■ **PROBLEM STATEMENT**
Gather each line of the entries below that includes "JSON".
========================
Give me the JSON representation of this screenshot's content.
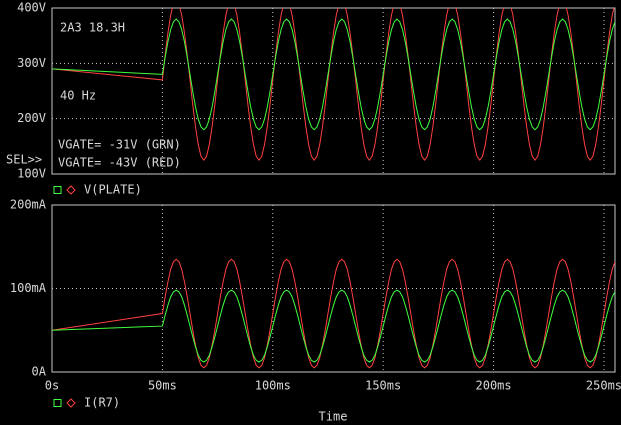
{
  "chart_data": {
    "type": "line",
    "xlabel": "Time",
    "xlim": [
      0,
      255
    ],
    "xticks": [
      {
        "value": 0,
        "label": "0s"
      },
      {
        "value": 50,
        "label": "50ms"
      },
      {
        "value": 100,
        "label": "100ms"
      },
      {
        "value": 150,
        "label": "150ms"
      },
      {
        "value": 200,
        "label": "200ms"
      },
      {
        "value": 250,
        "label": "250ms"
      }
    ],
    "grid": true,
    "x": [
      0,
      50,
      51.25,
      52.5,
      53.75,
      55,
      56.25,
      57.5,
      58.75,
      60,
      61.25,
      62.5,
      63.75,
      65,
      66.25,
      67.5,
      68.75,
      70,
      71.25,
      72.5,
      73.75,
      75,
      76.25,
      77.5,
      78.75,
      80,
      81.25,
      82.5,
      83.75,
      85,
      86.25,
      87.5,
      88.75,
      90,
      91.25,
      92.5,
      93.75,
      95,
      96.25,
      97.5,
      98.75,
      100,
      101.25,
      102.5,
      103.75,
      105,
      106.25,
      107.5,
      108.75,
      110,
      111.25,
      112.5,
      113.75,
      115,
      116.25,
      117.5,
      118.75,
      120,
      121.25,
      122.5,
      123.75,
      125,
      126.25,
      127.5,
      128.75,
      130,
      131.25,
      132.5,
      133.75,
      135,
      136.25,
      137.5,
      138.75,
      140,
      141.25,
      142.5,
      143.75,
      145,
      146.25,
      147.5,
      148.75,
      150,
      151.25,
      152.5,
      153.75,
      155,
      156.25,
      157.5,
      158.75,
      160,
      161.25,
      162.5,
      163.75,
      165,
      166.25,
      167.5,
      168.75,
      170,
      171.25,
      172.5,
      173.75,
      175,
      176.25,
      177.5,
      178.75,
      180,
      181.25,
      182.5,
      183.75,
      185,
      186.25,
      187.5,
      188.75,
      190,
      191.25,
      192.5,
      193.75,
      195,
      196.25,
      197.5,
      198.75,
      200,
      201.25,
      202.5,
      203.75,
      205,
      206.25,
      207.5,
      208.75,
      210,
      211.25,
      212.5,
      213.75,
      215,
      216.25,
      217.5,
      218.75,
      220,
      221.25,
      222.5,
      223.75,
      225,
      226.25,
      227.5,
      228.75,
      230,
      231.25,
      232.5,
      233.75,
      235,
      236.25,
      237.5,
      238.75,
      240,
      241.25,
      242.5,
      243.75,
      245,
      246.25,
      247.5,
      248.75,
      250,
      251.25,
      252.5,
      253.75,
      255
    ],
    "panels": [
      {
        "legend": "V(PLATE)",
        "ylim": [
          100,
          400
        ],
        "yticks": [
          {
            "value": 100,
            "label": "100V"
          },
          {
            "value": 200,
            "label": "200V"
          },
          {
            "value": 300,
            "label": "300V"
          },
          {
            "value": 400,
            "label": "400V"
          }
        ],
        "annotations": [
          "2A3 18.3H",
          "40 Hz",
          "VGATE= -31V (GRN)",
          "VGATE= -43V (RED)",
          "SEL>>"
        ],
        "series": [
          {
            "color": "#ff4040",
            "values": [
              290,
              270,
              315,
              355,
              387,
              408,
              415,
              408,
              387,
              355,
              315,
              270,
              225,
              185,
              153,
              132,
              125,
              132,
              153,
              185,
              225,
              270,
              315,
              355,
              387,
              408,
              415,
              408,
              387,
              355,
              315,
              270,
              225,
              185,
              153,
              132,
              125,
              132,
              153,
              185,
              225,
              270,
              315,
              355,
              387,
              408,
              415,
              408,
              387,
              355,
              315,
              270,
              225,
              185,
              153,
              132,
              125,
              132,
              153,
              185,
              225,
              270,
              315,
              355,
              387,
              408,
              415,
              408,
              387,
              355,
              315,
              270,
              225,
              185,
              153,
              132,
              125,
              132,
              153,
              185,
              225,
              270,
              315,
              355,
              387,
              408,
              415,
              408,
              387,
              355,
              315,
              270,
              225,
              185,
              153,
              132,
              125,
              132,
              153,
              185,
              225,
              270,
              315,
              355,
              387,
              408,
              415,
              408,
              387,
              355,
              315,
              270,
              225,
              185,
              153,
              132,
              125,
              132,
              153,
              185,
              225,
              270,
              315,
              355,
              387,
              408,
              415,
              408,
              387,
              355,
              315,
              270,
              225,
              185,
              153,
              132,
              125,
              132,
              153,
              185,
              225,
              270,
              315,
              355,
              387,
              408,
              415,
              408,
              387,
              355,
              315,
              270,
              225,
              185,
              153,
              132,
              125,
              132,
              153,
              185,
              225,
              270,
              315,
              355,
              387,
              408
            ]
          },
          {
            "color": "#40ff40",
            "values": [
              290,
              280,
              311,
              339,
              361,
              375,
              380,
              375,
              361,
              339,
              311,
              280,
              249,
              221,
              199,
              185,
              180,
              185,
              199,
              221,
              249,
              280,
              311,
              339,
              361,
              375,
              380,
              375,
              361,
              339,
              311,
              280,
              249,
              221,
              199,
              185,
              180,
              185,
              199,
              221,
              249,
              280,
              311,
              339,
              361,
              375,
              380,
              375,
              361,
              339,
              311,
              280,
              249,
              221,
              199,
              185,
              180,
              185,
              199,
              221,
              249,
              280,
              311,
              339,
              361,
              375,
              380,
              375,
              361,
              339,
              311,
              280,
              249,
              221,
              199,
              185,
              180,
              185,
              199,
              221,
              249,
              280,
              311,
              339,
              361,
              375,
              380,
              375,
              361,
              339,
              311,
              280,
              249,
              221,
              199,
              185,
              180,
              185,
              199,
              221,
              249,
              280,
              311,
              339,
              361,
              375,
              380,
              375,
              361,
              339,
              311,
              280,
              249,
              221,
              199,
              185,
              180,
              185,
              199,
              221,
              249,
              280,
              311,
              339,
              361,
              375,
              380,
              375,
              361,
              339,
              311,
              280,
              249,
              221,
              199,
              185,
              180,
              185,
              199,
              221,
              249,
              280,
              311,
              339,
              361,
              375,
              380,
              375,
              361,
              339,
              311,
              280,
              249,
              221,
              199,
              185,
              180,
              185,
              199,
              221,
              249,
              280,
              311,
              339,
              361,
              375
            ]
          }
        ]
      },
      {
        "legend": "I(R7)",
        "ylim": [
          0,
          200
        ],
        "yticks": [
          {
            "value": 0,
            "label": "0A"
          },
          {
            "value": 100,
            "label": "100mA"
          },
          {
            "value": 200,
            "label": "200mA"
          }
        ],
        "annotations": [],
        "series": [
          {
            "color": "#ff4040",
            "values": [
              50,
              70,
              90,
              108,
              123,
              132,
              135,
              132,
              123,
              108,
              90,
              70,
              50,
              32,
              17,
              8,
              5,
              8,
              17,
              32,
              50,
              70,
              90,
              108,
              123,
              132,
              135,
              132,
              123,
              108,
              90,
              70,
              50,
              32,
              17,
              8,
              5,
              8,
              17,
              32,
              50,
              70,
              90,
              108,
              123,
              132,
              135,
              132,
              123,
              108,
              90,
              70,
              50,
              32,
              17,
              8,
              5,
              8,
              17,
              32,
              50,
              70,
              90,
              108,
              123,
              132,
              135,
              132,
              123,
              108,
              90,
              70,
              50,
              32,
              17,
              8,
              5,
              8,
              17,
              32,
              50,
              70,
              90,
              108,
              123,
              132,
              135,
              132,
              123,
              108,
              90,
              70,
              50,
              32,
              17,
              8,
              5,
              8,
              17,
              32,
              50,
              70,
              90,
              108,
              123,
              132,
              135,
              132,
              123,
              108,
              90,
              70,
              50,
              32,
              17,
              8,
              5,
              8,
              17,
              32,
              50,
              70,
              90,
              108,
              123,
              132,
              135,
              132,
              123,
              108,
              90,
              70,
              50,
              32,
              17,
              8,
              5,
              8,
              17,
              32,
              50,
              70,
              90,
              108,
              123,
              132,
              135,
              132,
              123,
              108,
              90,
              70,
              50,
              32,
              17,
              8,
              5,
              8,
              17,
              32,
              50,
              70,
              90,
              108,
              123,
              132
            ]
          },
          {
            "color": "#40ff40",
            "values": [
              50,
              55,
              68,
              80,
              90,
              96,
              98,
              96,
              90,
              80,
              68,
              55,
              42,
              30,
              20,
              14,
              12,
              14,
              20,
              30,
              42,
              55,
              68,
              80,
              90,
              96,
              98,
              96,
              90,
              80,
              68,
              55,
              42,
              30,
              20,
              14,
              12,
              14,
              20,
              30,
              42,
              55,
              68,
              80,
              90,
              96,
              98,
              96,
              90,
              80,
              68,
              55,
              42,
              30,
              20,
              14,
              12,
              14,
              20,
              30,
              42,
              55,
              68,
              80,
              90,
              96,
              98,
              96,
              90,
              80,
              68,
              55,
              42,
              30,
              20,
              14,
              12,
              14,
              20,
              30,
              42,
              55,
              68,
              80,
              90,
              96,
              98,
              96,
              90,
              80,
              68,
              55,
              42,
              30,
              20,
              14,
              12,
              14,
              20,
              30,
              42,
              55,
              68,
              80,
              90,
              96,
              98,
              96,
              90,
              80,
              68,
              55,
              42,
              30,
              20,
              14,
              12,
              14,
              20,
              30,
              42,
              55,
              68,
              80,
              90,
              96,
              98,
              96,
              90,
              80,
              68,
              55,
              42,
              30,
              20,
              14,
              12,
              14,
              20,
              30,
              42,
              55,
              68,
              80,
              90,
              96,
              98,
              96,
              90,
              80,
              68,
              55,
              42,
              30,
              20,
              14,
              12,
              14,
              20,
              30,
              42,
              55,
              68,
              80,
              90,
              96
            ]
          }
        ]
      }
    ]
  }
}
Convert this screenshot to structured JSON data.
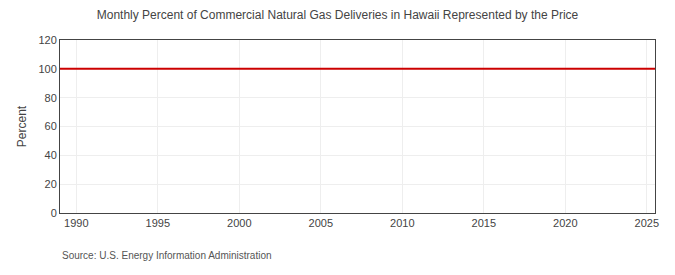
========================
■ **TASK RESULT**
Give me the JSON representation of this screenshot's content.
Convert this screenshot to structured JSON data.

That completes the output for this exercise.